**What you are asked to do**: Work through the data line by line, gathering every line that has the word "known".

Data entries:

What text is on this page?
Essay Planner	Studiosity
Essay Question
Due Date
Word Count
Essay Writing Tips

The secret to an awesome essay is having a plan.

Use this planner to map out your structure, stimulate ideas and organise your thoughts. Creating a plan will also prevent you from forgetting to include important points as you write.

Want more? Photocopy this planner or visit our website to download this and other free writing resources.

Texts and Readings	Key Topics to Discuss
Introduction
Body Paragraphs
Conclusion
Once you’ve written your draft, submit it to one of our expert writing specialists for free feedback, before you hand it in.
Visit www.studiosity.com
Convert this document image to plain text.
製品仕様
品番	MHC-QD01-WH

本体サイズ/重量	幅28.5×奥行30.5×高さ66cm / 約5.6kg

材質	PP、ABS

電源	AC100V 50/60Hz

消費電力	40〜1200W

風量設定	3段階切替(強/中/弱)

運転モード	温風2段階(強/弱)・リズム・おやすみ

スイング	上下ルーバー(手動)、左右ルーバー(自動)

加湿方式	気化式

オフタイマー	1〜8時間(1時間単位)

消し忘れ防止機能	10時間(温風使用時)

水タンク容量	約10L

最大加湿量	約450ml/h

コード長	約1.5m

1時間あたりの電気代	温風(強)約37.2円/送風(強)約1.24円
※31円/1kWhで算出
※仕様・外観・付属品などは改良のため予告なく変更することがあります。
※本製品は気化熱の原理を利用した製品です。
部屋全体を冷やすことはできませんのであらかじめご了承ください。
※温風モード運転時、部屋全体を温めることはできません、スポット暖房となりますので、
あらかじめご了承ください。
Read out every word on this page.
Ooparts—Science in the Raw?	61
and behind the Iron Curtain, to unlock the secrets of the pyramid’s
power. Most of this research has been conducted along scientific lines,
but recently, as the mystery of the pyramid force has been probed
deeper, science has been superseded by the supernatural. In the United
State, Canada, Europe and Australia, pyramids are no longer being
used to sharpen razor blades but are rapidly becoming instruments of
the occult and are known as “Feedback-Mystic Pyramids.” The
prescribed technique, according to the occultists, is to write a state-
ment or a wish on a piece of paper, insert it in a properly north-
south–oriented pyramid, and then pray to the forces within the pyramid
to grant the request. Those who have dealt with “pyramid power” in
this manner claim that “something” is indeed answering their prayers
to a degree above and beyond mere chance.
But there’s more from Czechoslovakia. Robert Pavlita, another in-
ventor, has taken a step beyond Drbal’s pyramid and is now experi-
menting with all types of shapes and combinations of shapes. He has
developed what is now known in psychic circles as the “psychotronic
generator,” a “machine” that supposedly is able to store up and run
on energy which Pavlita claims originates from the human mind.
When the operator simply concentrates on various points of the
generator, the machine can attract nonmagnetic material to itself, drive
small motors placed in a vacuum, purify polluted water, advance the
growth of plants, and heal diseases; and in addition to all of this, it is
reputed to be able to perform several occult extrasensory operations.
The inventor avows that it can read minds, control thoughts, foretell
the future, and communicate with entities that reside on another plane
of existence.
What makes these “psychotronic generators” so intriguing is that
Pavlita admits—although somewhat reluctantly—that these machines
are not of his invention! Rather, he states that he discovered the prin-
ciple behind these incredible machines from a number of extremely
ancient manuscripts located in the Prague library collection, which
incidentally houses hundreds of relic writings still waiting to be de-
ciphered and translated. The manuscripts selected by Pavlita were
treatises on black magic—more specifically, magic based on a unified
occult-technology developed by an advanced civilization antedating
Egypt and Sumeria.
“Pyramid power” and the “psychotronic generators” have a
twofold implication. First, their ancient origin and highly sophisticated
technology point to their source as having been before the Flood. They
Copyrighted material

**Task response**:
the occult and are known as “Feedback-Mystic Pyramids.” The
developed what is now known in psychic circles as the “psychotronic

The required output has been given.